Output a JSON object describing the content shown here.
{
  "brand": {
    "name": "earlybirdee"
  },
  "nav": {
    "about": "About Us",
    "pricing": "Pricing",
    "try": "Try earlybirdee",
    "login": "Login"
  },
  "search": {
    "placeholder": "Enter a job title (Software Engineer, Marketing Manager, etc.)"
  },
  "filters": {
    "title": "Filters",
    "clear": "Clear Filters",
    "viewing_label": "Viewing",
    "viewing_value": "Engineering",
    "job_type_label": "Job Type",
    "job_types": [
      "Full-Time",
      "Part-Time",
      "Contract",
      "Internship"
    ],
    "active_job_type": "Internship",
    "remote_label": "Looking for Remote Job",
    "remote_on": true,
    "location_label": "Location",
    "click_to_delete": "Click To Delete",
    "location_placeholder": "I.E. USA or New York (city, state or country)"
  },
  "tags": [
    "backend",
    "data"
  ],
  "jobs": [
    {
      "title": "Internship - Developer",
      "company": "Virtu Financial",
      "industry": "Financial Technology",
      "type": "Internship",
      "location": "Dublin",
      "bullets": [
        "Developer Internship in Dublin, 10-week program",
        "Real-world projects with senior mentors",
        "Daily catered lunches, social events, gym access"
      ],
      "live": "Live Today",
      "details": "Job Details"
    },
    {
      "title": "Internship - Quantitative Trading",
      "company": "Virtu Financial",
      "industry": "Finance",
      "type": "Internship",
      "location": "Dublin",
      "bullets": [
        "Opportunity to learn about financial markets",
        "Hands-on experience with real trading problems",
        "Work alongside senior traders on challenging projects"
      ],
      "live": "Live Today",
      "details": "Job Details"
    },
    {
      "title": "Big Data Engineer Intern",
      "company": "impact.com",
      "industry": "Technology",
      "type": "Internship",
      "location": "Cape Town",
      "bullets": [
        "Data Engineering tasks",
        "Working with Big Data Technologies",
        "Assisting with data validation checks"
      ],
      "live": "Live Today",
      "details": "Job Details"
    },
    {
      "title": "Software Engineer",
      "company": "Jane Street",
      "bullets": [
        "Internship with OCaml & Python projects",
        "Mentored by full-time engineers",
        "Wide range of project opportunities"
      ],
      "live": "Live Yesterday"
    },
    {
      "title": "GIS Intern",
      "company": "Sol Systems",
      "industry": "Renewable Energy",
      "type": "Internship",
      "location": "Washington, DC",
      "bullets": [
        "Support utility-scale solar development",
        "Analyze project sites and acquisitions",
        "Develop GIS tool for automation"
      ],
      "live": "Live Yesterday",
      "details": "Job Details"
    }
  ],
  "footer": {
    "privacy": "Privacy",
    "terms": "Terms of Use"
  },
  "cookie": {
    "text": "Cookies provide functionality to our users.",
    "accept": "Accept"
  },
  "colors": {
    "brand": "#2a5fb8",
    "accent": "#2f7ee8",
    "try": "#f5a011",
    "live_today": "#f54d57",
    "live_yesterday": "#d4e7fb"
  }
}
########
TASK: Write out the entire listing exactly.

EXPECTED ANSWER:
Output a JSON object describing the content shown here.
{
  "brand": {
    "name": "earlybirdee"
  },
  "nav": {
    "about": "About Us",
    "pricing": "Pricing",
    "try": "Try earlybirdee",
    "login": "Login"
  },
  "search": {
    "placeholder": "Enter a job title (Software Engineer, Marketing Manager, etc.)"
  },
  "filters": {
    "title": "Filters",
    "clear": "Clear Filters",
    "viewing_label": "Viewing",
    "viewing_value": "Engineering",
    "job_type_label": "Job Type",
    "job_types": [
      "Full-Time",
      "Part-Time",
      "Contract",
      "Internship"
    ],
    "active_job_type": "Internship",
    "remote_label": "Looking for Remote Job",
    "remote_on": true,
    "location_label": "Location",
    "click_to_delete": "Click To Delete",
    "location_placeholder": "I.E. USA or New York (city, state or country)"
  },
  "tags": [
    "backend",
    "data"
  ],
  "jobs": [
    {
      "title": "Internship - Developer",
      "company": "Virtu Financial",
      "industry": "Financial Technology",
      "type": "Internship",
      "location": "Dublin",
      "bullets": [
        "Developer Internship in Dublin, 10-week program",
        "Real-world projects with senior mentors",
        "Daily catered lunches, social events, gym access"
      ],
      "live": "Live Today",
      "details": "Job Details"
    },
    {
      "title": "Internship - Quantitative Trading",
      "company": "Virtu Financial",
      "industry": "Finance",
      "type": "Internship",
      "location": "Dublin",
      "bullets": [
        "Opportunity to learn about financial markets",
        "Hands-on experience with real trading problems",
        "Work alongside senior traders on challenging projects"
      ],
      "live": "Live Today",
      "details": "Job Details"
    },
    {
      "title": "Big Data Engineer Intern",
      "company": "impact.com",
      "industry": "Technology",
      "type": "Internship",
      "location": "Cape Town",
      "bullets": [
        "Data Engineering tasks",
        "Working with Big Data Technologies",
        "Assisting with data validation checks"
      ],
      "live": "Live Today",
      "details": "Job Details"
    },
    {
      "title": "Software Engineer",
      "company": "Jane Street",
      "bullets": [
        "Internship with OCaml & Python projects",
        "Mentored by full-time engineers",
        "Wide range of project opportunities"
      ],
      "live": "Live Yesterday"
    },
    {
      "title": "GIS Intern",
      "company": "Sol Systems",
      "industry": "Renewable Energy",
      "type": "Internship",
      "location": "Washington, DC",
      "bullets": [
        "Support utility-scale solar development",
        "Analyze project sites and acquisitions",
        "Develop GIS tool for automation"
      ],
      "live": "Live Yesterday",
      "details": "Job Details"
    }
  ],
  "footer": {
    "privacy": "Privacy",
    "terms": "Terms of Use"
  },
  "cookie": {
    "text": "Cookies provide functionality to our users.",
    "accept": "Accept"
  },
  "colors": {
    "brand": "#2a5fb8",
    "accent": "#2f7ee8",
    "try": "#f5a011",
    "live_today": "#f54d57",
    "live_yesterday": "#d4e7fb"
  }
}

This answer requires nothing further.